## Stated task
All of the data must be printed exactly; please include every line.

## Figure contents as structured data
+ + + + + + +
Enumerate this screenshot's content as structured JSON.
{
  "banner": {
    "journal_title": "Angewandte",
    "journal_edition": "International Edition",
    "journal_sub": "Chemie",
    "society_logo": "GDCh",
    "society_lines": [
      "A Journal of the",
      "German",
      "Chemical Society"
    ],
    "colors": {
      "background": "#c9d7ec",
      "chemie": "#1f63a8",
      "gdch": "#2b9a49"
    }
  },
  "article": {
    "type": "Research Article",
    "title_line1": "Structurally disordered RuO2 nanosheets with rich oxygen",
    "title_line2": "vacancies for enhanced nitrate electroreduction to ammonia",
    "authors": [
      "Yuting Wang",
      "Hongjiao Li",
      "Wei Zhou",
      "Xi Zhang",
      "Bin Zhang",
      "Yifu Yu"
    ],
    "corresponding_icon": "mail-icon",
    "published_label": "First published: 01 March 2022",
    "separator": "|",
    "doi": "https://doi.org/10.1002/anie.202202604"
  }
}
+ + + + + + +
## Finished task
Enumerate this screenshot's content as structured JSON.
{
  "banner": {
    "journal_title": "Angewandte",
    "journal_edition": "International Edition",
    "journal_sub": "Chemie",
    "society_logo": "GDCh",
    "society_lines": [
      "A Journal of the",
      "German",
      "Chemical Society"
    ],
    "colors": {
      "background": "#c9d7ec",
      "chemie": "#1f63a8",
      "gdch": "#2b9a49"
    }
  },
  "article": {
    "type": "Research Article",
    "title_line1": "Structurally disordered RuO2 nanosheets with rich oxygen",
    "title_line2": "vacancies for enhanced nitrate electroreduction to ammonia",
    "authors": [
      "Yuting Wang",
      "Hongjiao Li",
      "Wei Zhou",
      "Xi Zhang",
      "Bin Zhang",
      "Yifu Yu"
    ],
    "corresponding_icon": "mail-icon",
    "published_label": "First published: 01 March 2022",
    "separator": "|",
    "doi": "https://doi.org/10.1002/anie.202202604"
  }
}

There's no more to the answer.